◆ **YOUR TASK**
Using the data below, copy every line that contains the word "records".

Saved entries:

begin

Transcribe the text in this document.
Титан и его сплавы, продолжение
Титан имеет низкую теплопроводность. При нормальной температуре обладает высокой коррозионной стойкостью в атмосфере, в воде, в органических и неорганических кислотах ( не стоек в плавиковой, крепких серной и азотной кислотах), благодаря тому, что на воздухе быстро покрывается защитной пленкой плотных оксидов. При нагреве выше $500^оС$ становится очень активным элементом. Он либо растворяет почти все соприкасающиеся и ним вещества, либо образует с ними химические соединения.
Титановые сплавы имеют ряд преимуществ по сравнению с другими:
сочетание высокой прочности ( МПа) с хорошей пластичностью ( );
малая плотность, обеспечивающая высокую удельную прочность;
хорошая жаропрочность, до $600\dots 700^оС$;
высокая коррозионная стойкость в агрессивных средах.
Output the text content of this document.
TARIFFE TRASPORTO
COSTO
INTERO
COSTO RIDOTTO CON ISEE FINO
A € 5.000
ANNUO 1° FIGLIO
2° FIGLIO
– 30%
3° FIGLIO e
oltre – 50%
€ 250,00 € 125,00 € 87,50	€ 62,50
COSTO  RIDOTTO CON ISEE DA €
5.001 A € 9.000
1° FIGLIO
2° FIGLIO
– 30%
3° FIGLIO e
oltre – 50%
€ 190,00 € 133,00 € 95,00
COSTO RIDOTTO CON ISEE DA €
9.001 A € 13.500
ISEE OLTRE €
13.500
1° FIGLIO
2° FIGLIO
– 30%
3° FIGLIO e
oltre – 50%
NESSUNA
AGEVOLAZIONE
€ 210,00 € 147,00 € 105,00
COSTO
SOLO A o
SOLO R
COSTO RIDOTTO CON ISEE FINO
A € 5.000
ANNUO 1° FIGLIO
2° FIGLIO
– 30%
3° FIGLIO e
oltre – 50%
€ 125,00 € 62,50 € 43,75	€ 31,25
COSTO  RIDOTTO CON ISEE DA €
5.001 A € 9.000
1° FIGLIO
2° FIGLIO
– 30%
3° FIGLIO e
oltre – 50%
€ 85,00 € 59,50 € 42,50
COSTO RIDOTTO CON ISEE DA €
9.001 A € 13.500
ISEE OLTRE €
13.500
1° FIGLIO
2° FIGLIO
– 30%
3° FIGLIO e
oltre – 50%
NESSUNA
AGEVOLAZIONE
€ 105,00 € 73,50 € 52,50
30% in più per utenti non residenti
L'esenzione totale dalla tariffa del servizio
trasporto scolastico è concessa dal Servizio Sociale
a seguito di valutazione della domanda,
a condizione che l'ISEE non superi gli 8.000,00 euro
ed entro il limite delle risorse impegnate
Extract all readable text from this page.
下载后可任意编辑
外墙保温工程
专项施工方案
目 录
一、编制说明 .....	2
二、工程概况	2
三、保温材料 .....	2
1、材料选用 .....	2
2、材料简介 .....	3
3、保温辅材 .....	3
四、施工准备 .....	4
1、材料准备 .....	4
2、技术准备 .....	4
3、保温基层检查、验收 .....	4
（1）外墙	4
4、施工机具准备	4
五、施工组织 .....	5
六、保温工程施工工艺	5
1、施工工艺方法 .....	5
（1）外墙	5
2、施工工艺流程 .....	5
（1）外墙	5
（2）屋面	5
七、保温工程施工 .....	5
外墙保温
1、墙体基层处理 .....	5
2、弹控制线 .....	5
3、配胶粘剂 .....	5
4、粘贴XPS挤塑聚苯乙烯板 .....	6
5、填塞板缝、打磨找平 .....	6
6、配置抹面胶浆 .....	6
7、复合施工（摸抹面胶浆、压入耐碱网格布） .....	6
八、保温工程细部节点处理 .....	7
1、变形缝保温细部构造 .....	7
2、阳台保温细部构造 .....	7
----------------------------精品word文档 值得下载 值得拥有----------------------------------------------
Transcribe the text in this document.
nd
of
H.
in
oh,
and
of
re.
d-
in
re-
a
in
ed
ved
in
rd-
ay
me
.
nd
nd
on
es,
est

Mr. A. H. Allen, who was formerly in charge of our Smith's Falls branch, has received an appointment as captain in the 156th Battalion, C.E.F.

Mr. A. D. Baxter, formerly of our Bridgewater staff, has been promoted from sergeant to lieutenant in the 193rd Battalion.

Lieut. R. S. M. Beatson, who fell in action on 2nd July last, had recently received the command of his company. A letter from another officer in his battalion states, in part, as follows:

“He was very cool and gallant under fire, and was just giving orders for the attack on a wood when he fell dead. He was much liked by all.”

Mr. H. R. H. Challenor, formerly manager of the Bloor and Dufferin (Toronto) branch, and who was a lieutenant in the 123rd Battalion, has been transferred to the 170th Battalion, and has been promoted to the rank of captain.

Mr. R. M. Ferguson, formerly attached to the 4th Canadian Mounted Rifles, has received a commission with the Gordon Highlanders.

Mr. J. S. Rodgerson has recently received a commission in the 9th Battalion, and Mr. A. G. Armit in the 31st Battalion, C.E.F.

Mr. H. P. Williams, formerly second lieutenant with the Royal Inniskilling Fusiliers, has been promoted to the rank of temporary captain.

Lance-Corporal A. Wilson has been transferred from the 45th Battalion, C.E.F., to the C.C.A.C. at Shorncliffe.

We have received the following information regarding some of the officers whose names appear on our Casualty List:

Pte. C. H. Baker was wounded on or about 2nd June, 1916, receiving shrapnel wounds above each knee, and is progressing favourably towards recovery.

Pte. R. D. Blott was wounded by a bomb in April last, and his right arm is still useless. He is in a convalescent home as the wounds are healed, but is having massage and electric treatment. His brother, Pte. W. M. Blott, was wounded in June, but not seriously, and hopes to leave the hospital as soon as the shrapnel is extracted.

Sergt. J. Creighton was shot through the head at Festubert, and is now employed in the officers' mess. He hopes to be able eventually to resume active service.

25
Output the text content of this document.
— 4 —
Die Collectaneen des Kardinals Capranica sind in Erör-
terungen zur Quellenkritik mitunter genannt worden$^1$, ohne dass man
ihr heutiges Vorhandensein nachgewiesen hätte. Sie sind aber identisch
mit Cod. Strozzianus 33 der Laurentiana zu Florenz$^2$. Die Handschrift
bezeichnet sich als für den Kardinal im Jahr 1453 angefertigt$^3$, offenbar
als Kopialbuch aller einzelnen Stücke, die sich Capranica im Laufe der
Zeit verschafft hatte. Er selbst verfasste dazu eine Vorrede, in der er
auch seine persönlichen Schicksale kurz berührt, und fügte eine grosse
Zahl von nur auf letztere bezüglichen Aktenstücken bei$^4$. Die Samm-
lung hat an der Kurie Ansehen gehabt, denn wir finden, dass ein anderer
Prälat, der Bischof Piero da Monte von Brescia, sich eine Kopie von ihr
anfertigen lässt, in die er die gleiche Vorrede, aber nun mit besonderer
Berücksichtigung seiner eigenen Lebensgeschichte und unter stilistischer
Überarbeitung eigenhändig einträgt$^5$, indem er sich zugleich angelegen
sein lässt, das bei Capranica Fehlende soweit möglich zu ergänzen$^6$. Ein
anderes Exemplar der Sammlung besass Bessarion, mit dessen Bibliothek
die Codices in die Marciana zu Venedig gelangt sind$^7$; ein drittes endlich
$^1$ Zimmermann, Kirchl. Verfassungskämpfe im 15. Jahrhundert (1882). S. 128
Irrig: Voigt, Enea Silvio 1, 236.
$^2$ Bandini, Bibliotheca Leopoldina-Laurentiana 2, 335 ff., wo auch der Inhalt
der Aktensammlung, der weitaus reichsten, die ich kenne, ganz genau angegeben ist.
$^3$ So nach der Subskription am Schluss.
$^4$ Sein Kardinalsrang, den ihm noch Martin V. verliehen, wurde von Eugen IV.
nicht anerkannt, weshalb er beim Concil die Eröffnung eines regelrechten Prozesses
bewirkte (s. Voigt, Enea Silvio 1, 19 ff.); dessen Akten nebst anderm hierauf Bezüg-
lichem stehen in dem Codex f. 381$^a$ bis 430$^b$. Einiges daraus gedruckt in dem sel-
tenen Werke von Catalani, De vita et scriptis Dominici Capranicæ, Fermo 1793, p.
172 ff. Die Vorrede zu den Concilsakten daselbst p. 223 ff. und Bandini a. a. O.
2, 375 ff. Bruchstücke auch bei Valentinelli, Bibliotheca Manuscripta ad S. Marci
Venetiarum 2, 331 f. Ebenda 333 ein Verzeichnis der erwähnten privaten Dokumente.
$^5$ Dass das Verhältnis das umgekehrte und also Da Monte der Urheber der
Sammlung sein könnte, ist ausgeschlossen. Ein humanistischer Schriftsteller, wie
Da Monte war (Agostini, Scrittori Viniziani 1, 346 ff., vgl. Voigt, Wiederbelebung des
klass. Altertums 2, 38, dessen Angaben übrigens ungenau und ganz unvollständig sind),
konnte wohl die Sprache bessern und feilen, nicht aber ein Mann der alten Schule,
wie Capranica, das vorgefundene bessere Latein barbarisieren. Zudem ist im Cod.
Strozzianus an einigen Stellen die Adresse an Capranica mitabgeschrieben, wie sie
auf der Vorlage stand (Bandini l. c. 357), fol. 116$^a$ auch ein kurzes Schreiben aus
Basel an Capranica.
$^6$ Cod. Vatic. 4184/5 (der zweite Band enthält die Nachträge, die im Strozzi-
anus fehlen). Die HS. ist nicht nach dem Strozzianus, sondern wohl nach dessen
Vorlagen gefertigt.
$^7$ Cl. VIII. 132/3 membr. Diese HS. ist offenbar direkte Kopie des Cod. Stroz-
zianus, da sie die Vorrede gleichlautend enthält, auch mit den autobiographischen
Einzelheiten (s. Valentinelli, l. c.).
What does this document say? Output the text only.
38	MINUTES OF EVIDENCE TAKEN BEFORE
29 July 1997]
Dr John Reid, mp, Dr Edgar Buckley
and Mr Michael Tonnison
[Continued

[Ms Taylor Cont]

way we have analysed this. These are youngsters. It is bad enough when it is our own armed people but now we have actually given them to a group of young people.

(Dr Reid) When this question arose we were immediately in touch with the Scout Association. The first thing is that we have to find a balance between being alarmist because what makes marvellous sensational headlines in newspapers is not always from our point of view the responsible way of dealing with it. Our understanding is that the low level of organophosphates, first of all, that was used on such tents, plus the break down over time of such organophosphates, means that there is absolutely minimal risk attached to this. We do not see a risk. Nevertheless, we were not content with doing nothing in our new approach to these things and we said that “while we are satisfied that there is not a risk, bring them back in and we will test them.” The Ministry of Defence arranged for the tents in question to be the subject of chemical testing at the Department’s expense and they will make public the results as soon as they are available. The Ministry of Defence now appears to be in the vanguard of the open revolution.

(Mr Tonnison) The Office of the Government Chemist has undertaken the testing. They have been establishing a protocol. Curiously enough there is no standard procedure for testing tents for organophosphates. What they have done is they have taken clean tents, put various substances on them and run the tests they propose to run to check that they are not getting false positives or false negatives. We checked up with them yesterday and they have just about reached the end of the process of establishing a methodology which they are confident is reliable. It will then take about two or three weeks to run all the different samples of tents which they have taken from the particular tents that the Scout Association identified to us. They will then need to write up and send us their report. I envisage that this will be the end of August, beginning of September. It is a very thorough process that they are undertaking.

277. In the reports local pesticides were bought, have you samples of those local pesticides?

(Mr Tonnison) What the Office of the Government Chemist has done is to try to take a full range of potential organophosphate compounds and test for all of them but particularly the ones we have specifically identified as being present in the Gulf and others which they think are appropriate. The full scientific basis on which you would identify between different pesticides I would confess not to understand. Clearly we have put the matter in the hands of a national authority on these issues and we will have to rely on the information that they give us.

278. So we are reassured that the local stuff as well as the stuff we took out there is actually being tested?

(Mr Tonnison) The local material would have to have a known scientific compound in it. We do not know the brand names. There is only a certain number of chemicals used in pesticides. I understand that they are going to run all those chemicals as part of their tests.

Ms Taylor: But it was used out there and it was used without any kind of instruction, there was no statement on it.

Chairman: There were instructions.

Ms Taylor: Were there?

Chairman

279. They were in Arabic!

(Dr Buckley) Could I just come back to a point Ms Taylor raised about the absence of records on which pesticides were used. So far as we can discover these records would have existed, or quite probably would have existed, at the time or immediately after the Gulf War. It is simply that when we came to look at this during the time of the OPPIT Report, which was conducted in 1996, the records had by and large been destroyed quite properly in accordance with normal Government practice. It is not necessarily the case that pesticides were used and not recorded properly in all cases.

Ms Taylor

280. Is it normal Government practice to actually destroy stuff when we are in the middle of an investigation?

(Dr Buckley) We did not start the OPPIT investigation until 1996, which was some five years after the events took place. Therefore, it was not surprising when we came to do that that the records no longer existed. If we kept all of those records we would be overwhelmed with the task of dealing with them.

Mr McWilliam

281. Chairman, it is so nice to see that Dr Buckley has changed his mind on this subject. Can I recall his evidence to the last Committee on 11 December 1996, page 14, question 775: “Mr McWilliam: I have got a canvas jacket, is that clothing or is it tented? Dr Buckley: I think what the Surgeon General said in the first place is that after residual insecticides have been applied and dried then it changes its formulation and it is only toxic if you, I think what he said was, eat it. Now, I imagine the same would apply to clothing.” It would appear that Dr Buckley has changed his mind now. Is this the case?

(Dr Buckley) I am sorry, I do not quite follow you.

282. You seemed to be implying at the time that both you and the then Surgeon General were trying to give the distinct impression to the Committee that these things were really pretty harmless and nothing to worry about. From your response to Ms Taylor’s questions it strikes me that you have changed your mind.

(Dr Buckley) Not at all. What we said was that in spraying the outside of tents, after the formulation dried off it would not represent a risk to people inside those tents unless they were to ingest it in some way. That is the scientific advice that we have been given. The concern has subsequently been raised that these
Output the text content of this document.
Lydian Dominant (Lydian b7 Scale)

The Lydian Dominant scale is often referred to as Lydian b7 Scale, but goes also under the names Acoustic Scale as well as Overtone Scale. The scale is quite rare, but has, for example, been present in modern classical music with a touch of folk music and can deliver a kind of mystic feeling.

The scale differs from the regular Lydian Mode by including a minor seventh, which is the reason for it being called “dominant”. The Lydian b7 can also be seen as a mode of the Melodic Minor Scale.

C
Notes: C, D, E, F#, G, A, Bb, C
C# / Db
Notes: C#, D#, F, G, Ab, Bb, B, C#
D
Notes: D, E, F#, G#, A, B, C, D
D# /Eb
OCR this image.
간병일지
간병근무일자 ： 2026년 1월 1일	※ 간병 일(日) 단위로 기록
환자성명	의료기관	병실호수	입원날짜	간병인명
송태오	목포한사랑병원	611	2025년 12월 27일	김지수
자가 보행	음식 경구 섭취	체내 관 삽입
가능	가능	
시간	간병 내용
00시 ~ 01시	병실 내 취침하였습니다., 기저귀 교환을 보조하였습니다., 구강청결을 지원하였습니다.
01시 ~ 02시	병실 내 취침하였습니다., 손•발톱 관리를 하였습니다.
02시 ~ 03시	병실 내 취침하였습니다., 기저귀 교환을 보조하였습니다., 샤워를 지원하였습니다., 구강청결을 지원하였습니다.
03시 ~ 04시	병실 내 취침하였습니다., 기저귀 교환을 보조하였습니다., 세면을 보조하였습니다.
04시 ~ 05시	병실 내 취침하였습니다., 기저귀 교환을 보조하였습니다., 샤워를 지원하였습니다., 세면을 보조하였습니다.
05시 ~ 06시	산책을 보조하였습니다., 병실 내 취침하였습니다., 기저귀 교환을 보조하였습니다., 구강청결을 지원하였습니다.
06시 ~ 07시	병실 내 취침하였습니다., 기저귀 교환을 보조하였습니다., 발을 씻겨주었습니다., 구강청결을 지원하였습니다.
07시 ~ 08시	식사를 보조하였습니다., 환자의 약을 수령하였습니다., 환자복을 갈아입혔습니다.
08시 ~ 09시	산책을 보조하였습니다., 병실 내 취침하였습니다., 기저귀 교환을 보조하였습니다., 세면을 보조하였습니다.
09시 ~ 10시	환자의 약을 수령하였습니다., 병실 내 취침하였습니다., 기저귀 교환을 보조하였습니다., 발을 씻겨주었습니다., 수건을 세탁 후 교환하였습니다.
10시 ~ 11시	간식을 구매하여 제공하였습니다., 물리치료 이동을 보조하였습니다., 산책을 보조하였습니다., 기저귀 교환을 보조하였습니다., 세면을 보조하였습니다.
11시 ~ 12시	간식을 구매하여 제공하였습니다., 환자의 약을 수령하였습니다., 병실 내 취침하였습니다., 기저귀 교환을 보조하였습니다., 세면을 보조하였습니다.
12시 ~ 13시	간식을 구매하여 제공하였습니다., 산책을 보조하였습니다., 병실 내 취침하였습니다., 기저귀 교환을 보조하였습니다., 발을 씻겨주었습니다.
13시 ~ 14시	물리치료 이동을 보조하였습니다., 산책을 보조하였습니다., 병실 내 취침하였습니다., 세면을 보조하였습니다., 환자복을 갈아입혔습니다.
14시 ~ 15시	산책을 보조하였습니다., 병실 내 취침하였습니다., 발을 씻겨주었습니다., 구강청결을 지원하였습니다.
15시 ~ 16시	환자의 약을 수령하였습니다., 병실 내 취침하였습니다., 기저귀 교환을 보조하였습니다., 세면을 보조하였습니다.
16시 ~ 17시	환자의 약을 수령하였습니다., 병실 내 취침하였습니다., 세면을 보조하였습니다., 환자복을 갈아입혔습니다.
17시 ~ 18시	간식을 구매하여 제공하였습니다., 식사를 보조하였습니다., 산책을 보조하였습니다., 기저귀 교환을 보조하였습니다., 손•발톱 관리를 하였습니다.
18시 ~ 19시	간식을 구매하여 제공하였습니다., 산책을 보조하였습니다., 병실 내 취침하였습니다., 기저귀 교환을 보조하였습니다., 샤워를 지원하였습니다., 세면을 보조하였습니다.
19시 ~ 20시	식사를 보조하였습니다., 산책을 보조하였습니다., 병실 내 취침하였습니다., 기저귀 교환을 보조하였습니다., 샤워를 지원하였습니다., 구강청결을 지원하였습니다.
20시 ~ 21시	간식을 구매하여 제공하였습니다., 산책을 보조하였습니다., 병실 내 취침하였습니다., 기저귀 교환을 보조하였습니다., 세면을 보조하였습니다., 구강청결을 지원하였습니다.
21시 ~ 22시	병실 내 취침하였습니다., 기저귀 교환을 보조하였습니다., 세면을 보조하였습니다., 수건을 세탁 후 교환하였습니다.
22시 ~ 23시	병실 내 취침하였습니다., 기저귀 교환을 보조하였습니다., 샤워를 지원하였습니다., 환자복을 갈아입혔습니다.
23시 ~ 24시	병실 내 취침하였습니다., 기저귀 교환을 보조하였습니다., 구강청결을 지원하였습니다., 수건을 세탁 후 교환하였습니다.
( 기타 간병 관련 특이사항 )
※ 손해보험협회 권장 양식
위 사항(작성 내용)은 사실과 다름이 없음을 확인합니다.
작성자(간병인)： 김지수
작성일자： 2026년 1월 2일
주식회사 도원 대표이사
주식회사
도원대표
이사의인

end

◆ **TASK RESPONSE**
(Dr Buckley) Could I just come back to a point Ms Taylor raised about the absence of records on which pesticides were used. So far as we can discover these records would have existed, or quite probably would have existed, at the time or immediately after the Gulf War. It is simply that when we came to look at this during the time of the OPPIT Report, which was conducted in 1996, the records had by and large been destroyed quite properly in accordance with normal Government practice. It is not necessarily the case that pesticides were used and not recorded properly in all cases.
(Dr Buckley) We did not start the OPPIT investigation until 1996, which was some five years after the events took place. Therefore, it was not surprising when we came to do that that the records no longer existed. If we kept all of those records we would be overwhelmed with the task of dealing with them.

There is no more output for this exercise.